▶ [Aim]:
Among the entries below, find the lines with "jambe" and copy them.

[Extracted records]

◆ ◆ ◆ ◆ ◆

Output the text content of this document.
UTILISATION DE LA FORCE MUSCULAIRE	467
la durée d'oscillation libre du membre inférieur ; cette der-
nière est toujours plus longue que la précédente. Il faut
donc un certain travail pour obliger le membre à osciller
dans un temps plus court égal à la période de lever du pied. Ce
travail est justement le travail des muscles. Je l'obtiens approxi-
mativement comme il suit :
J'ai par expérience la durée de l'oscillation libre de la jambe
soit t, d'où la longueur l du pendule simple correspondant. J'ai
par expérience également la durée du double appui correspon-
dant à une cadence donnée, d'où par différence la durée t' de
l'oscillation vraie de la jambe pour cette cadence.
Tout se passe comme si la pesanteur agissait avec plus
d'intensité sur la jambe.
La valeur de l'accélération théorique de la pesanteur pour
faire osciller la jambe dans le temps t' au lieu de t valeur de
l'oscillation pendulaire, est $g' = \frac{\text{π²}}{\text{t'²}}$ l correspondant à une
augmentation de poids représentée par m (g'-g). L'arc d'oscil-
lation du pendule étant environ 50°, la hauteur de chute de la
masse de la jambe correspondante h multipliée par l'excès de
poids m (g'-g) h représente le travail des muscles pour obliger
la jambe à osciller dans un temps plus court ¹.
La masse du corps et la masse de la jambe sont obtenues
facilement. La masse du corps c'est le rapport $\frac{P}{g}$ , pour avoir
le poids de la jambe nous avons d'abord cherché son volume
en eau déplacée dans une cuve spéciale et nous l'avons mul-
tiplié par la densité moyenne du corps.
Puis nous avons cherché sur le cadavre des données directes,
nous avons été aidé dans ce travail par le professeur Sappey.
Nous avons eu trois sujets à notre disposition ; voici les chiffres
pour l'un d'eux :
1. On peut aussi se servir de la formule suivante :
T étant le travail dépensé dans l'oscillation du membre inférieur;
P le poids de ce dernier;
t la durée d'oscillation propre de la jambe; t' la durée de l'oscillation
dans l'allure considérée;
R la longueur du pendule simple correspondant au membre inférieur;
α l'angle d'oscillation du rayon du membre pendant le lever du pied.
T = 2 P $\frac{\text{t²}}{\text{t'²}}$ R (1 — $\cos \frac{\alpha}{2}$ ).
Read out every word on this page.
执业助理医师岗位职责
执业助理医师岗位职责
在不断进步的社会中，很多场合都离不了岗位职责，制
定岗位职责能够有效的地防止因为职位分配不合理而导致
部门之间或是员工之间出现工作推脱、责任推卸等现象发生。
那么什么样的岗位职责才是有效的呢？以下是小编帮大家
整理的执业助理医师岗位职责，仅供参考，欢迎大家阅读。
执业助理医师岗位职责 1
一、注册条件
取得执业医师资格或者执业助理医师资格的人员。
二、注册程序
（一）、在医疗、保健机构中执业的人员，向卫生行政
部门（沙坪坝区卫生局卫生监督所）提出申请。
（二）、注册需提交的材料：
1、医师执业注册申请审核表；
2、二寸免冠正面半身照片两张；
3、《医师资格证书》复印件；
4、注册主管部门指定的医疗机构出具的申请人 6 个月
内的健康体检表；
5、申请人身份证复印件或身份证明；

◆ ◆ ◆ ◆ ◆

▶ [Task answer]:
J'ai par expérience la durée de l'oscillation libre de la jambe
l'oscillation vraie de la jambe pour cette cadence.
d'intensité sur la jambe.
faire osciller la jambe dans le temps t' au lieu de t valeur de
masse de la jambe correspondante h multipliée par l'excès de
la jambe à osciller dans un temps plus court ¹.
La masse du corps et la masse de la jambe sont obtenues
le poids de la jambe nous avons d'abord cherché son volume
t la durée d'oscillation propre de la jambe; t' la durée de l'oscillation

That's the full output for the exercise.